**Your instructions:** Only the number is wanted: how many lines contain the string "name"?

[Start of Given data]

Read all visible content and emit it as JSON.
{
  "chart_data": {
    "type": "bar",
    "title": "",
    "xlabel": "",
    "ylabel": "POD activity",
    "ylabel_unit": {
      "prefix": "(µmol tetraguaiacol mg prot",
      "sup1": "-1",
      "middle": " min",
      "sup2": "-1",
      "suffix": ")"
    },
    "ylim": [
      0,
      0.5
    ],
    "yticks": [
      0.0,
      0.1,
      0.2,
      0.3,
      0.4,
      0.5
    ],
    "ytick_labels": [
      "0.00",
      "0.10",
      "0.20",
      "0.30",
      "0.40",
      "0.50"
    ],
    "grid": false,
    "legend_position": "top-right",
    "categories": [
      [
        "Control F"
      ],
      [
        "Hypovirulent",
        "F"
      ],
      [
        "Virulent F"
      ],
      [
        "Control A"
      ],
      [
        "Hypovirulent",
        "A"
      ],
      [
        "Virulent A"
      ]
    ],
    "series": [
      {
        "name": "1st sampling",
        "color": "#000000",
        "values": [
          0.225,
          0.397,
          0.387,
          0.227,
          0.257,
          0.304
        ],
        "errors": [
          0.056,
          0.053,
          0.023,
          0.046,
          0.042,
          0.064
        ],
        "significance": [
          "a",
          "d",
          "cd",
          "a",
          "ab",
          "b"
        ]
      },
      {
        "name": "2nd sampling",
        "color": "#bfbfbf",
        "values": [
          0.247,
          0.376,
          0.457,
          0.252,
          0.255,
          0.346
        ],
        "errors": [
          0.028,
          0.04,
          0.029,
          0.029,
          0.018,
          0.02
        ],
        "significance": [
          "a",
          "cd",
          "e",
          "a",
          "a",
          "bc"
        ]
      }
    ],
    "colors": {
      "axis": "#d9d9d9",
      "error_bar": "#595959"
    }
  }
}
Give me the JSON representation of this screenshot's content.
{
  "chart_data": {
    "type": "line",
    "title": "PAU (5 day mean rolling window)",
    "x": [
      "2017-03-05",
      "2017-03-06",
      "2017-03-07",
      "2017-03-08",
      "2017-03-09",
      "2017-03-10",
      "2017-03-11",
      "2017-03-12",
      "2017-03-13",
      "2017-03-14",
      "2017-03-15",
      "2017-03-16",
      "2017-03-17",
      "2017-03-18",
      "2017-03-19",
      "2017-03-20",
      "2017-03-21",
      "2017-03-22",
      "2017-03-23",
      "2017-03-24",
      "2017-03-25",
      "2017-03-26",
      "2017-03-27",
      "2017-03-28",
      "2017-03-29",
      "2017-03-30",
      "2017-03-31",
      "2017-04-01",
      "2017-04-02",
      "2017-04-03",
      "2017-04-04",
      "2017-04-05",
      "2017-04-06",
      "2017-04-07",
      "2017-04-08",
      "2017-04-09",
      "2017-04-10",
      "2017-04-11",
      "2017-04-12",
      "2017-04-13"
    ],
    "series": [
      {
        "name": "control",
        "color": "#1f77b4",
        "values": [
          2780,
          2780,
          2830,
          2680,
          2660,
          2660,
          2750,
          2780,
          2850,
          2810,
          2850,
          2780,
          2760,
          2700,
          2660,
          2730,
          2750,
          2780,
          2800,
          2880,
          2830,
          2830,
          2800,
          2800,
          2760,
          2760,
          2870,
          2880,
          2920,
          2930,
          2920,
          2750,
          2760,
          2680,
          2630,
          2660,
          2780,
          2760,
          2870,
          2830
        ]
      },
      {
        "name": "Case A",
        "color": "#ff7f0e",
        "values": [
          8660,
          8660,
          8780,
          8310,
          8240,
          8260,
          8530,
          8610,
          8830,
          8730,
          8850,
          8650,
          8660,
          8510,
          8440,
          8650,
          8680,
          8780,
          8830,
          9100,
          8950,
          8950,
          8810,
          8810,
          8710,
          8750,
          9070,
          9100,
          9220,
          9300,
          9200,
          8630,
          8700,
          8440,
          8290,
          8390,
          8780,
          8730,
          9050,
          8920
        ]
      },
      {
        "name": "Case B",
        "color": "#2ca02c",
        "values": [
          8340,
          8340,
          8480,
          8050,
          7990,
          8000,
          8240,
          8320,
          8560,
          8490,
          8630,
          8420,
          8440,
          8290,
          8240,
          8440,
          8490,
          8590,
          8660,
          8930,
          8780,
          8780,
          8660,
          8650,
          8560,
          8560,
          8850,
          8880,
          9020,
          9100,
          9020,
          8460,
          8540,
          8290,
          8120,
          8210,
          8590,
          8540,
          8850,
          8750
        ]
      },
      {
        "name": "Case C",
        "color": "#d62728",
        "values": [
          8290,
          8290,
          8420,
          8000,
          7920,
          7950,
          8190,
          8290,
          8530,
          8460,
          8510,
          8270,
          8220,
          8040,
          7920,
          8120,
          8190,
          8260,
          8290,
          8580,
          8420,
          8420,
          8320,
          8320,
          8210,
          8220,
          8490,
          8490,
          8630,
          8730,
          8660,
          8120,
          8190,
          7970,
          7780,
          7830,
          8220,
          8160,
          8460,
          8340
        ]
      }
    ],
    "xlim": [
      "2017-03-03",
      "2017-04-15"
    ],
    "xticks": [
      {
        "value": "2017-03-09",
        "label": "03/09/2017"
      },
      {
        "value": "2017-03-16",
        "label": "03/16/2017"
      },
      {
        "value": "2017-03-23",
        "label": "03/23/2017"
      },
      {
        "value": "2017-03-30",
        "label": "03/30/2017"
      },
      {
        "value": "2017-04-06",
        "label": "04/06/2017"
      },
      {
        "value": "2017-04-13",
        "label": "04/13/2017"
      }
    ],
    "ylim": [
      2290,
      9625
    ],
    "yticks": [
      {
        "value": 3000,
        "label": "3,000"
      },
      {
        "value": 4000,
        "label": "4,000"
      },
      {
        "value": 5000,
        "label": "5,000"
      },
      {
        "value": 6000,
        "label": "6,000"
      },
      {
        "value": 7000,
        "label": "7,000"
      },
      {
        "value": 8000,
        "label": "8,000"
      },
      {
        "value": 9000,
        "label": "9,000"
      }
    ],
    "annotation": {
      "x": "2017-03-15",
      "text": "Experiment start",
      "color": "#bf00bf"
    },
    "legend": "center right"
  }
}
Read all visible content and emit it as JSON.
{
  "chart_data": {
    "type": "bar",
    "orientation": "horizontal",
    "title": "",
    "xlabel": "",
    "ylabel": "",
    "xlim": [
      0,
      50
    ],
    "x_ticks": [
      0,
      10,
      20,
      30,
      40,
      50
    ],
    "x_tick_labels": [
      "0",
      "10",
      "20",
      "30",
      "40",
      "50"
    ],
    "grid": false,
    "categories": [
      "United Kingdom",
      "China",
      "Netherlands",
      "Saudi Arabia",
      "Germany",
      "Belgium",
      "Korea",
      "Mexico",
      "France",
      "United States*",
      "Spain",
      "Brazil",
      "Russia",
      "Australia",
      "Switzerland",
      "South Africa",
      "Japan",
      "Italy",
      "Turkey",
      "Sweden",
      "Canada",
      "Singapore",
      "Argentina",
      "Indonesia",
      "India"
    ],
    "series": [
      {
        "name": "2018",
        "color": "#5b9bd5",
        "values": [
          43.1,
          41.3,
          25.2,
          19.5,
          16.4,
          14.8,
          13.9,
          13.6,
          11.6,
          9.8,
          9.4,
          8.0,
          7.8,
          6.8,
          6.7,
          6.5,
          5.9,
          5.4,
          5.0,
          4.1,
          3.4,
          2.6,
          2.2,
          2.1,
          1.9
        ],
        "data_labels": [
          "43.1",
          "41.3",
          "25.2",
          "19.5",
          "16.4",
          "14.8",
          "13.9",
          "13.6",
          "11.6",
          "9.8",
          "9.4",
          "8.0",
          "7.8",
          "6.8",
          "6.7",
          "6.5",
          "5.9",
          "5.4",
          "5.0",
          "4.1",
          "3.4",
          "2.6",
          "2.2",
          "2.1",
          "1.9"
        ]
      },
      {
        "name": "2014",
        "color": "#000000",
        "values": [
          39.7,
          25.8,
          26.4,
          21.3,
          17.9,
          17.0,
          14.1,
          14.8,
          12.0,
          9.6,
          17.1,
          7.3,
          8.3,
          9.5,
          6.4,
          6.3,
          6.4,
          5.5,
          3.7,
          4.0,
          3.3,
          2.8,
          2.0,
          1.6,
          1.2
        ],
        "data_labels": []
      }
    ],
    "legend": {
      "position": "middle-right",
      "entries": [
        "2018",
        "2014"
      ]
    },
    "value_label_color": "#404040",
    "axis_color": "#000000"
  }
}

[End of Given data]

**Written solution:** 8